_Description of the task:_ Write the data out again exactly, dropping any images it holds.

***

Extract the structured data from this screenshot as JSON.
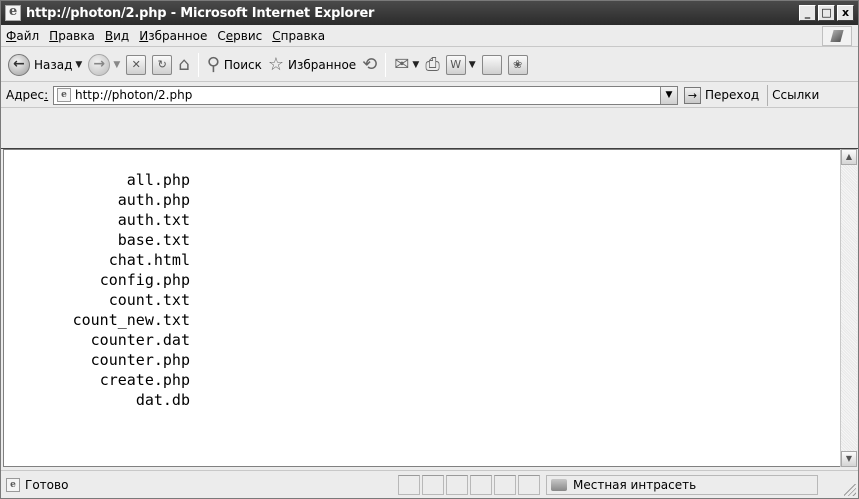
{
  "window": {
    "title": "http://photon/2.php - Microsoft Internet Explorer"
  },
  "title_buttons": {
    "minimize": "_",
    "maximize": "□",
    "close": "x"
  },
  "menu": {
    "items": [
      {
        "acc": "Ф",
        "rest": "айл"
      },
      {
        "acc": "П",
        "rest": "равка"
      },
      {
        "acc": "В",
        "rest": "ид"
      },
      {
        "acc": "И",
        "rest": "збранное"
      },
      {
        "pre": "С",
        "acc": "е",
        "rest": "рвис"
      },
      {
        "acc": "С",
        "rest": "правка"
      }
    ]
  },
  "toolbar": {
    "back_label": "Назад",
    "search_label": "Поиск",
    "favorites_label": "Избранное"
  },
  "address": {
    "label_pre": "Адрес",
    "label_acc": ":",
    "value": "http://photon/2.php",
    "go_label": "Переход",
    "links_label": "Ссылки"
  },
  "content": {
    "files": [
      "all.php",
      "auth.php",
      "auth.txt",
      "base.txt",
      "chat.html",
      "config.php",
      "count.txt",
      "count_new.txt",
      "counter.dat",
      "counter.php",
      "create.php",
      "dat.db"
    ]
  },
  "status": {
    "text": "Готово",
    "zone": "Местная интрасеть"
  }
}
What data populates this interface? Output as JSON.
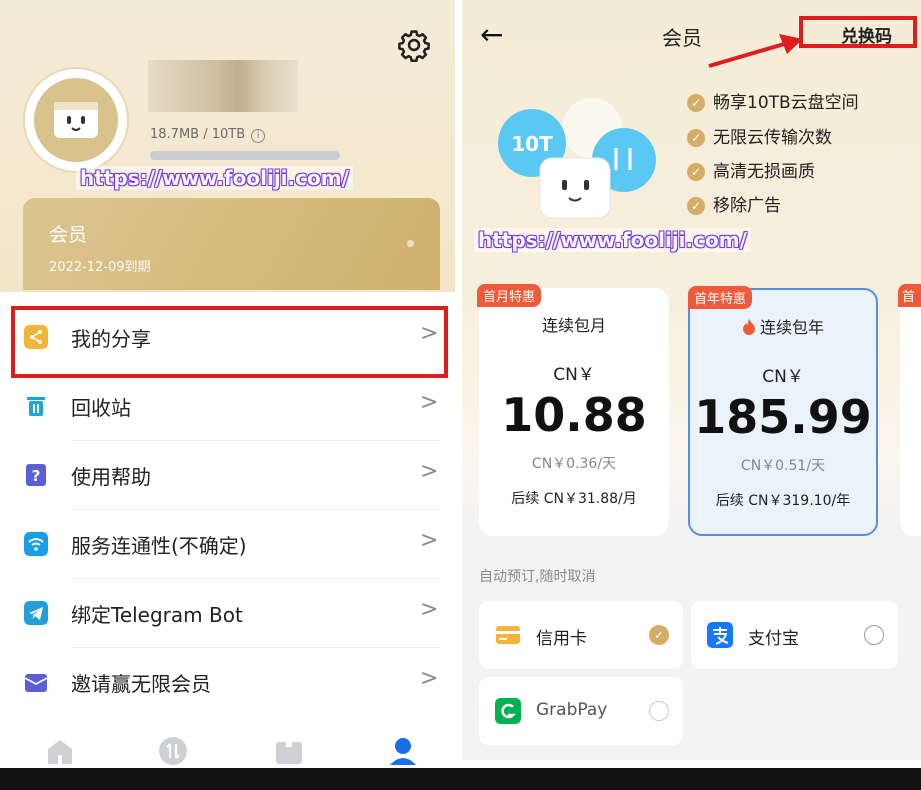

***

_The output:_
Extract the structured data from this screenshot as JSON.
{
  "window": {
    "title": "http://photon/2.php - Microsoft Internet Explorer"
  },
  "title_buttons": {
    "minimize": "_",
    "maximize": "□",
    "close": "x"
  },
  "menu": {
    "items": [
      {
        "acc": "Ф",
        "rest": "айл"
      },
      {
        "acc": "П",
        "rest": "равка"
      },
      {
        "acc": "В",
        "rest": "ид"
      },
      {
        "acc": "И",
        "rest": "збранное"
      },
      {
        "pre": "С",
        "acc": "е",
        "rest": "рвис"
      },
      {
        "acc": "С",
        "rest": "правка"
      }
    ]
  },
  "toolbar": {
    "back_label": "Назад",
    "search_label": "Поиск",
    "favorites_label": "Избранное"
  },
  "address": {
    "label_pre": "Адрес",
    "label_acc": ":",
    "value": "http://photon/2.php",
    "go_label": "Переход",
    "links_label": "Ссылки"
  },
  "content": {
    "files": [
      "all.php",
      "auth.php",
      "auth.txt",
      "base.txt",
      "chat.html",
      "config.php",
      "count.txt",
      "count_new.txt",
      "counter.dat",
      "counter.php",
      "create.php",
      "dat.db"
    ]
  },
  "status": {
    "text": "Готово",
    "zone": "Местная интрасеть"
  }
}
What data populates this interface? Output as JSON.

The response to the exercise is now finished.